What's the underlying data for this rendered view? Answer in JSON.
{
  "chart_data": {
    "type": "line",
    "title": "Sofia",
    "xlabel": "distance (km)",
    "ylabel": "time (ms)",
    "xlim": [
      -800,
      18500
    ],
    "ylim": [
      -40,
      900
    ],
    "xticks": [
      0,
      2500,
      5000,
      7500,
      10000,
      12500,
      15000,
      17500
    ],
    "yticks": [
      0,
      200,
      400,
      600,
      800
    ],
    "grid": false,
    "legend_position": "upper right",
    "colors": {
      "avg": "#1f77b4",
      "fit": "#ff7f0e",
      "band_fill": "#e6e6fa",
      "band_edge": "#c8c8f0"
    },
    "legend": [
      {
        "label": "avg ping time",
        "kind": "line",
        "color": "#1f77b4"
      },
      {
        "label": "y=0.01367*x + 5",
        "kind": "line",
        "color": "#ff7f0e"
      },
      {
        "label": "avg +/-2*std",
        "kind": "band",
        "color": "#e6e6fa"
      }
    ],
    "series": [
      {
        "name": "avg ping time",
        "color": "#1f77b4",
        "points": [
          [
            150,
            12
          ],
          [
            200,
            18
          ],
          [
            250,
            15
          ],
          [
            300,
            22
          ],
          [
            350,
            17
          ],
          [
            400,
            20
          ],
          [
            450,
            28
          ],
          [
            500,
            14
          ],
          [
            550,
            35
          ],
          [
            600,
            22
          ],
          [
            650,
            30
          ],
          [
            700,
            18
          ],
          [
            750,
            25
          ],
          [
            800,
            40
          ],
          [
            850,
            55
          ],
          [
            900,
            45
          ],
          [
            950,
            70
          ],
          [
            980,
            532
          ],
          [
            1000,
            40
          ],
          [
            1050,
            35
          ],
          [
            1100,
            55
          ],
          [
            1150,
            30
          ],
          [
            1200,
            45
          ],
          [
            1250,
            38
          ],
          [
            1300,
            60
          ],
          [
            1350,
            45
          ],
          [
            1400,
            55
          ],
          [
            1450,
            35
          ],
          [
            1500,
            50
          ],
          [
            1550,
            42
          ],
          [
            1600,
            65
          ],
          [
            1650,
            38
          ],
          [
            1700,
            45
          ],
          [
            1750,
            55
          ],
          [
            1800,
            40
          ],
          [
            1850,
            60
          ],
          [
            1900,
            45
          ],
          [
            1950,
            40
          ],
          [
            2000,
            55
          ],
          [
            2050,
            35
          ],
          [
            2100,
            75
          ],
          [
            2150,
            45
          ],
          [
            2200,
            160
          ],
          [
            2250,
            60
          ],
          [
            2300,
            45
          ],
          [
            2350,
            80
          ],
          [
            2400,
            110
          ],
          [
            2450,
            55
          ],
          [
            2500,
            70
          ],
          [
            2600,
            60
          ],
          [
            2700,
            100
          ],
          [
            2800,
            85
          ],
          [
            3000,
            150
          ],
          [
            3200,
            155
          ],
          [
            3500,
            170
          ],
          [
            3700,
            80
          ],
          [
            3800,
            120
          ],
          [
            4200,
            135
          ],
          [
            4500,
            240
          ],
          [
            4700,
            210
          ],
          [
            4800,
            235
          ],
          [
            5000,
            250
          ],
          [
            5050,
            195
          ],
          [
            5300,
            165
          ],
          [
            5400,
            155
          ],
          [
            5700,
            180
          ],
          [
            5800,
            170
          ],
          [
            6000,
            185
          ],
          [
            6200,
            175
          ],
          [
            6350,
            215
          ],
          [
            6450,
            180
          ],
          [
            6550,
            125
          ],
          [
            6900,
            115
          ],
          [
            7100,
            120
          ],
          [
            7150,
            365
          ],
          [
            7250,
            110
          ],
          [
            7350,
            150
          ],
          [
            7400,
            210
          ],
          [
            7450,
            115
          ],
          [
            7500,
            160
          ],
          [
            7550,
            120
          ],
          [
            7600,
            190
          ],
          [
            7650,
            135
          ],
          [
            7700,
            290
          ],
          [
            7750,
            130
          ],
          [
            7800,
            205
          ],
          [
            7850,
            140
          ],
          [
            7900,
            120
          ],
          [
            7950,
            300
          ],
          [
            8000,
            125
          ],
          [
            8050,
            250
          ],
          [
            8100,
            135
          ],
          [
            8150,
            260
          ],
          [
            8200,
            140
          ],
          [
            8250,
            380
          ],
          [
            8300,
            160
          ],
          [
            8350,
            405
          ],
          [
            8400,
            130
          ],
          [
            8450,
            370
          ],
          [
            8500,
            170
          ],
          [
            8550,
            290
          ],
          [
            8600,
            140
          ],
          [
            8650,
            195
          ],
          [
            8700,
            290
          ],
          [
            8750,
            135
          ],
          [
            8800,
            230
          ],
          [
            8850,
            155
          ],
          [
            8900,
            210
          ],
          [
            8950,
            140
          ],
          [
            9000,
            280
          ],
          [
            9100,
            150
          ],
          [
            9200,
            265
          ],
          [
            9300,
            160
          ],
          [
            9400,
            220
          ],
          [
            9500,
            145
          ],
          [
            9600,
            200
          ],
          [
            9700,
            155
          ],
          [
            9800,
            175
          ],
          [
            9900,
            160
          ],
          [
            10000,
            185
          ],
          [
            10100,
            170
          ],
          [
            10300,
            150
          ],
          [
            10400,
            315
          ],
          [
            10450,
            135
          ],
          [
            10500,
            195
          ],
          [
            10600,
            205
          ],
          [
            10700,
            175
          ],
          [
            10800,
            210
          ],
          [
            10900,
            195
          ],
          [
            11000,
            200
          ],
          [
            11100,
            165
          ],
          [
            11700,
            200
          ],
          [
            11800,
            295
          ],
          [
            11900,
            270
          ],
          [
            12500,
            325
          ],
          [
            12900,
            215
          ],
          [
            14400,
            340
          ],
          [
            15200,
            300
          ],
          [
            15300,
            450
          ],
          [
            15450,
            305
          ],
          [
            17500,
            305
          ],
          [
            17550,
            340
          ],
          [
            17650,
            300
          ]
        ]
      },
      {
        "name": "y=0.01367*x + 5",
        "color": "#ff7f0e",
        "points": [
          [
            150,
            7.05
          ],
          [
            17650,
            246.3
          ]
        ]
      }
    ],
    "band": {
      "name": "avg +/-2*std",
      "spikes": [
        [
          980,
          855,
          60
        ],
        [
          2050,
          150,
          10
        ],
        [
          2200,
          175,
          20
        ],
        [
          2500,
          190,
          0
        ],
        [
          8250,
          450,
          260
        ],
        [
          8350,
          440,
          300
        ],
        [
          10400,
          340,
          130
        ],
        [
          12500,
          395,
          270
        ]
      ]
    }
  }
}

■ ■ ■

### STATED GOAL
Write out all records exactly, keeping every detail.

### COMPLETE RESPONSE
What's the underlying data for this rendered view? Answer in JSON.
{
  "chart_data": {
    "type": "line",
    "title": "Sofia",
    "xlabel": "distance (km)",
    "ylabel": "time (ms)",
    "xlim": [
      -800,
      18500
    ],
    "ylim": [
      -40,
      900
    ],
    "xticks": [
      0,
      2500,
      5000,
      7500,
      10000,
      12500,
      15000,
      17500
    ],
    "yticks": [
      0,
      200,
      400,
      600,
      800
    ],
    "grid": false,
    "legend_position": "upper right",
    "colors": {
      "avg": "#1f77b4",
      "fit": "#ff7f0e",
      "band_fill": "#e6e6fa",
      "band_edge": "#c8c8f0"
    },
    "legend": [
      {
        "label": "avg ping time",
        "kind": "line",
        "color": "#1f77b4"
      },
      {
        "label": "y=0.01367*x + 5",
        "kind": "line",
        "color": "#ff7f0e"
      },
      {
        "label": "avg +/-2*std",
        "kind": "band",
        "color": "#e6e6fa"
      }
    ],
    "series": [
      {
        "name": "avg ping time",
        "color": "#1f77b4",
        "points": [
          [
            150,
            12
          ],
          [
            200,
            18
          ],
          [
            250,
            15
          ],
          [
            300,
            22
          ],
          [
            350,
            17
          ],
          [
            400,
            20
          ],
          [
            450,
            28
          ],
          [
            500,
            14
          ],
          [
            550,
            35
          ],
          [
            600,
            22
          ],
          [
            650,
            30
          ],
          [
            700,
            18
          ],
          [
            750,
            25
          ],
          [
            800,
            40
          ],
          [
            850,
            55
          ],
          [
            900,
            45
          ],
          [
            950,
            70
          ],
          [
            980,
            532
          ],
          [
            1000,
            40
          ],
          [
            1050,
            35
          ],
          [
            1100,
            55
          ],
          [
            1150,
            30
          ],
          [
            1200,
            45
          ],
          [
            1250,
            38
          ],
          [
            1300,
            60
          ],
          [
            1350,
            45
          ],
          [
            1400,
            55
          ],
          [
            1450,
            35
          ],
          [
            1500,
            50
          ],
          [
            1550,
            42
          ],
          [
            1600,
            65
          ],
          [
            1650,
            38
          ],
          [
            1700,
            45
          ],
          [
            1750,
            55
          ],
          [
            1800,
            40
          ],
          [
            1850,
            60
          ],
          [
            1900,
            45
          ],
          [
            1950,
            40
          ],
          [
            2000,
            55
          ],
          [
            2050,
            35
          ],
          [
            2100,
            75
          ],
          [
            2150,
            45
          ],
          [
            2200,
            160
          ],
          [
            2250,
            60
          ],
          [
            2300,
            45
          ],
          [
            2350,
            80
          ],
          [
            2400,
            110
          ],
          [
            2450,
            55
          ],
          [
            2500,
            70
          ],
          [
            2600,
            60
          ],
          [
            2700,
            100
          ],
          [
            2800,
            85
          ],
          [
            3000,
            150
          ],
          [
            3200,
            155
          ],
          [
            3500,
            170
          ],
          [
            3700,
            80
          ],
          [
            3800,
            120
          ],
          [
            4200,
            135
          ],
          [
            4500,
            240
          ],
          [
            4700,
            210
          ],
          [
            4800,
            235
          ],
          [
            5000,
            250
          ],
          [
            5050,
            195
          ],
          [
            5300,
            165
          ],
          [
            5400,
            155
          ],
          [
            5700,
            180
          ],
          [
            5800,
            170
          ],
          [
            6000,
            185
          ],
          [
            6200,
            175
          ],
          [
            6350,
            215
          ],
          [
            6450,
            180
          ],
          [
            6550,
            125
          ],
          [
            6900,
            115
          ],
          [
            7100,
            120
          ],
          [
            7150,
            365
          ],
          [
            7250,
            110
          ],
          [
            7350,
            150
          ],
          [
            7400,
            210
          ],
          [
            7450,
            115
          ],
          [
            7500,
            160
          ],
          [
            7550,
            120
          ],
          [
            7600,
            190
          ],
          [
            7650,
            135
          ],
          [
            7700,
            290
          ],
          [
            7750,
            130
          ],
          [
            7800,
            205
          ],
          [
            7850,
            140
          ],
          [
            7900,
            120
          ],
          [
            7950,
            300
          ],
          [
            8000,
            125
          ],
          [
            8050,
            250
          ],
          [
            8100,
            135
          ],
          [
            8150,
            260
          ],
          [
            8200,
            140
          ],
          [
            8250,
            380
          ],
          [
            8300,
            160
          ],
          [
            8350,
            405
          ],
          [
            8400,
            130
          ],
          [
            8450,
            370
          ],
          [
            8500,
            170
          ],
          [
            8550,
            290
          ],
          [
            8600,
            140
          ],
          [
            8650,
            195
          ],
          [
            8700,
            290
          ],
          [
            8750,
            135
          ],
          [
            8800,
            230
          ],
          [
            8850,
            155
          ],
          [
            8900,
            210
          ],
          [
            8950,
            140
          ],
          [
            9000,
            280
          ],
          [
            9100,
            150
          ],
          [
            9200,
            265
          ],
          [
            9300,
            160
          ],
          [
            9400,
            220
          ],
          [
            9500,
            145
          ],
          [
            9600,
            200
          ],
          [
            9700,
            155
          ],
          [
            9800,
            175
          ],
          [
            9900,
            160
          ],
          [
            10000,
            185
          ],
          [
            10100,
            170
          ],
          [
            10300,
            150
          ],
          [
            10400,
            315
          ],
          [
            10450,
            135
          ],
          [
            10500,
            195
          ],
          [
            10600,
            205
          ],
          [
            10700,
            175
          ],
          [
            10800,
            210
          ],
          [
            10900,
            195
          ],
          [
            11000,
            200
          ],
          [
            11100,
            165
          ],
          [
            11700,
            200
          ],
          [
            11800,
            295
          ],
          [
            11900,
            270
          ],
          [
            12500,
            325
          ],
          [
            12900,
            215
          ],
          [
            14400,
            340
          ],
          [
            15200,
            300
          ],
          [
            15300,
            450
          ],
          [
            15450,
            305
          ],
          [
            17500,
            305
          ],
          [
            17550,
            340
          ],
          [
            17650,
            300
          ]
        ]
      },
      {
        "name": "y=0.01367*x + 5",
        "color": "#ff7f0e",
        "points": [
          [
            150,
            7.05
          ],
          [
            17650,
            246.3
          ]
        ]
      }
    ],
    "band": {
      "name": "avg +/-2*std",
      "spikes": [
        [
          980,
          855,
          60
        ],
        [
          2050,
          150,
          10
        ],
        [
          2200,
          175,
          20
        ],
        [
          2500,
          190,
          0
        ],
        [
          8250,
          450,
          260
        ],
        [
          8350,
          440,
          300
        ],
        [
          10400,
          340,
          130
        ],
        [
          12500,
          395,
          270
        ]
      ]
    }
  }
}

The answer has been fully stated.